[Start AVAILABLE RECORDS]
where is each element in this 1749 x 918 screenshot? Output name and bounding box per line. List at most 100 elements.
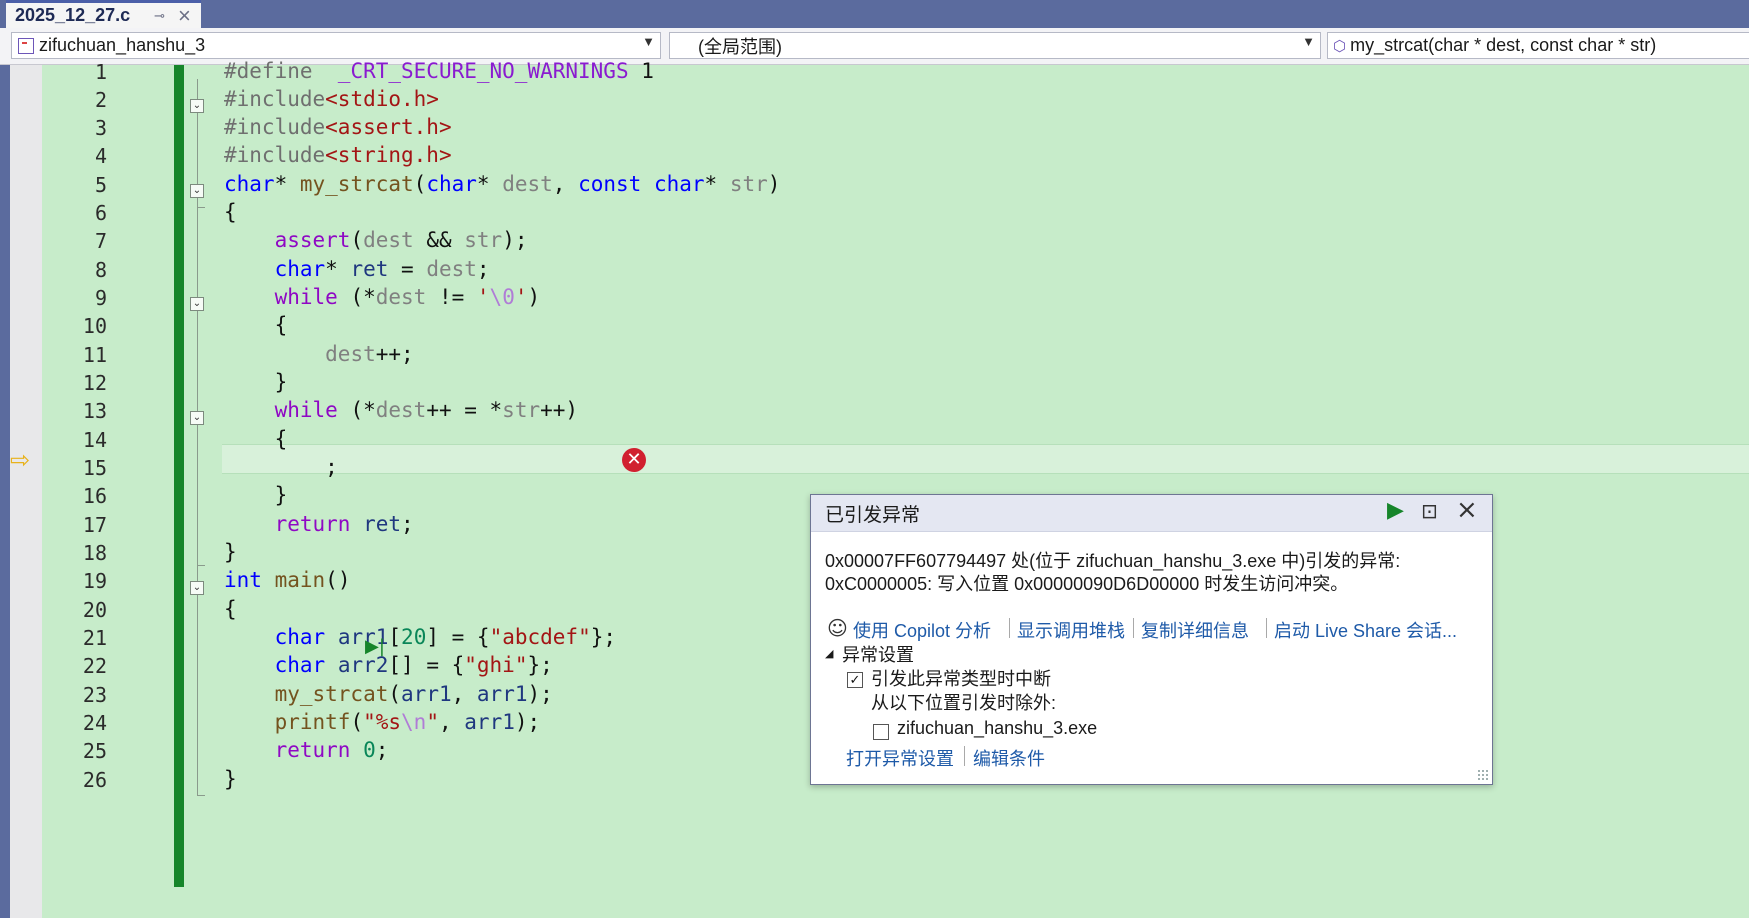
code-line-14[interactable]: {: [224, 427, 288, 451]
code-line-20[interactable]: {: [224, 597, 237, 621]
code-line-10[interactable]: {: [224, 313, 288, 337]
code-line-25[interactable]: return 0;: [224, 738, 389, 762]
code-token: ++;: [375, 342, 414, 366]
code-token: ;: [375, 738, 389, 762]
code-line-1[interactable]: #define _CRT_SECURE_NO_WARNINGS 1: [224, 59, 654, 83]
separator: [964, 746, 965, 766]
code-line-3[interactable]: #include<assert.h>: [224, 115, 452, 139]
start-live-share-link[interactable]: 启动 Live Share 会话...: [1274, 617, 1457, 643]
code-token: dest: [363, 228, 414, 252]
code-token: arr1: [464, 710, 515, 734]
chevron-down-icon: ▼: [642, 34, 655, 49]
code-line-11[interactable]: dest++;: [224, 342, 414, 366]
break-when-thrown-checkbox[interactable]: ✓: [847, 672, 863, 688]
code-line-24[interactable]: printf("%s\n", arr1);: [224, 710, 541, 734]
copilot-icon: ☺: [827, 616, 848, 640]
code-line-12[interactable]: }: [224, 370, 288, 394]
code-line-9[interactable]: while (*dest != '\0'): [224, 285, 541, 309]
code-line-8[interactable]: char* ret = dest;: [224, 257, 490, 281]
code-token: <string.h>: [325, 143, 452, 167]
code-token: str: [464, 228, 503, 252]
project-dropdown[interactable]: zifuchuan_hanshu_3 ▼: [11, 32, 661, 59]
code-line-19[interactable]: int main(): [224, 568, 350, 592]
code-line-6[interactable]: {: [224, 200, 237, 224]
copy-details-link[interactable]: 复制详细信息: [1141, 617, 1249, 643]
code-token: #define: [224, 59, 338, 83]
code-line-22[interactable]: char arr2[] = {"ghi"};: [224, 653, 553, 677]
code-token: =: [388, 257, 427, 281]
show-call-stack-link[interactable]: 显示调用堆栈: [1017, 617, 1125, 643]
member-dropdown[interactable]: ⬡ my_strcat(char * dest, const char * st…: [1327, 32, 1749, 59]
scope-dropdown[interactable]: (全局范围) ▼: [669, 32, 1321, 59]
fold-toggle[interactable]: ⌄: [190, 297, 204, 311]
code-token: dest: [375, 285, 427, 309]
project-dropdown-value: zifuchuan_hanshu_3: [39, 35, 206, 55]
code-token: (: [350, 710, 364, 734]
copilot-analyze-link[interactable]: 使用 Copilot 分析: [853, 617, 991, 643]
exception-helper-popup: 已引发异常 ▶ ⊡ × 0x00007FF607794497 处(位于 zifu…: [810, 494, 1493, 785]
run-to-cursor-icon[interactable]: ▶|: [365, 636, 385, 657]
open-exception-settings-link[interactable]: 打开异常设置: [846, 745, 954, 771]
code-editor[interactable]: ⇨ 1 2 3 4 5 6 7 8 9 10 11 12 13 14 15 16…: [0, 59, 1749, 918]
fold-toggle[interactable]: ⌄: [190, 99, 204, 113]
line-number: 18: [82, 541, 107, 565]
code-line-13[interactable]: while (*dest++ = *str++): [224, 398, 578, 422]
document-tab[interactable]: 2025_12_27.c ⊸ ×: [6, 0, 201, 28]
dock-icon[interactable]: ⊡: [1421, 499, 1438, 523]
pin-icon[interactable]: ⊸: [154, 8, 165, 24]
close-icon[interactable]: ×: [1456, 495, 1478, 525]
code-token: (: [388, 682, 402, 706]
code-line-7[interactable]: assert(dest && str);: [224, 228, 528, 252]
code-line-15[interactable]: ;: [224, 455, 338, 479]
code-line-17[interactable]: return ret;: [224, 512, 414, 536]
code-token: "ghi": [464, 653, 528, 677]
code-line-23[interactable]: my_strcat(arr1, arr1);: [224, 682, 553, 706]
code-token: {: [224, 427, 288, 451]
code-token: &&: [413, 228, 465, 252]
code-line-2[interactable]: #include<stdio.h>: [224, 87, 439, 111]
resize-grip[interactable]: [1477, 769, 1489, 781]
fold-guide-end: [197, 207, 205, 208]
code-token: arr1: [401, 682, 452, 706]
error-icon[interactable]: ✕: [622, 448, 646, 472]
code-token: {: [224, 597, 237, 621]
fold-toggle[interactable]: ⌄: [190, 411, 204, 425]
code-token: printf: [274, 710, 351, 734]
code-line-26[interactable]: }: [224, 767, 237, 791]
module-exclusion-checkbox[interactable]: [873, 724, 889, 740]
collapse-triangle-icon[interactable]: ◢: [825, 647, 833, 660]
code-line-16[interactable]: }: [224, 483, 288, 507]
line-number: 8: [94, 258, 107, 282]
code-token: }: [224, 370, 288, 394]
code-token: ret: [350, 257, 389, 281]
edit-conditions-link[interactable]: 编辑条件: [973, 745, 1045, 771]
code-token: return: [274, 738, 351, 762]
exception-message-line-2: 0xC0000005: 写入位置 0x00000090D6D00000 时发生访…: [825, 574, 1349, 594]
continue-icon[interactable]: ▶: [1387, 498, 1404, 523]
code-token: "%s: [363, 710, 402, 734]
code-line-5[interactable]: char* my_strcat(char* dest, const char* …: [224, 172, 780, 196]
glyph-margin[interactable]: [10, 65, 42, 918]
code-token: );: [502, 228, 528, 252]
code-token: ,: [552, 172, 579, 196]
fold-toggle[interactable]: ⌄: [190, 581, 204, 595]
code-token: my_strcat: [274, 682, 389, 706]
code-token: (): [325, 568, 351, 592]
fold-toggle[interactable]: ⌄: [190, 184, 204, 198]
code-token: (: [413, 172, 427, 196]
code-line-21[interactable]: char arr1[20] = {"abcdef"};: [224, 625, 616, 649]
code-line-18[interactable]: }: [224, 540, 237, 564]
code-token: char: [274, 257, 326, 281]
close-icon[interactable]: ×: [178, 3, 191, 29]
code-line-4[interactable]: #include<string.h>: [224, 143, 452, 167]
line-number: 10: [82, 314, 107, 338]
code-token: ;: [476, 257, 490, 281]
code-token: ': [476, 285, 490, 309]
[End AVAILABLE RECORDS]
> AIM OF THE TASK
Pull out each of the lines above that contains the string "icon", and copy each one in full.

> RESULT FOR THIS EXERCISE
chevron-down-icon: ▼: [642, 34, 655, 49]
copilot-icon: ☺: [827, 616, 848, 640]
run-to-cursor-icon[interactable]: ▶|: [365, 636, 385, 657]
dock-icon[interactable]: ⊡: [1421, 499, 1438, 523]
pin-icon[interactable]: ⊸: [154, 8, 165, 24]
close-icon[interactable]: ×: [1456, 495, 1478, 525]
error-icon[interactable]: ✕: [622, 448, 646, 472]
collapse-triangle-icon[interactable]: ◢: [825, 647, 833, 660]
continue-icon[interactable]: ▶: [1387, 498, 1404, 523]
close-icon[interactable]: ×: [178, 3, 191, 29]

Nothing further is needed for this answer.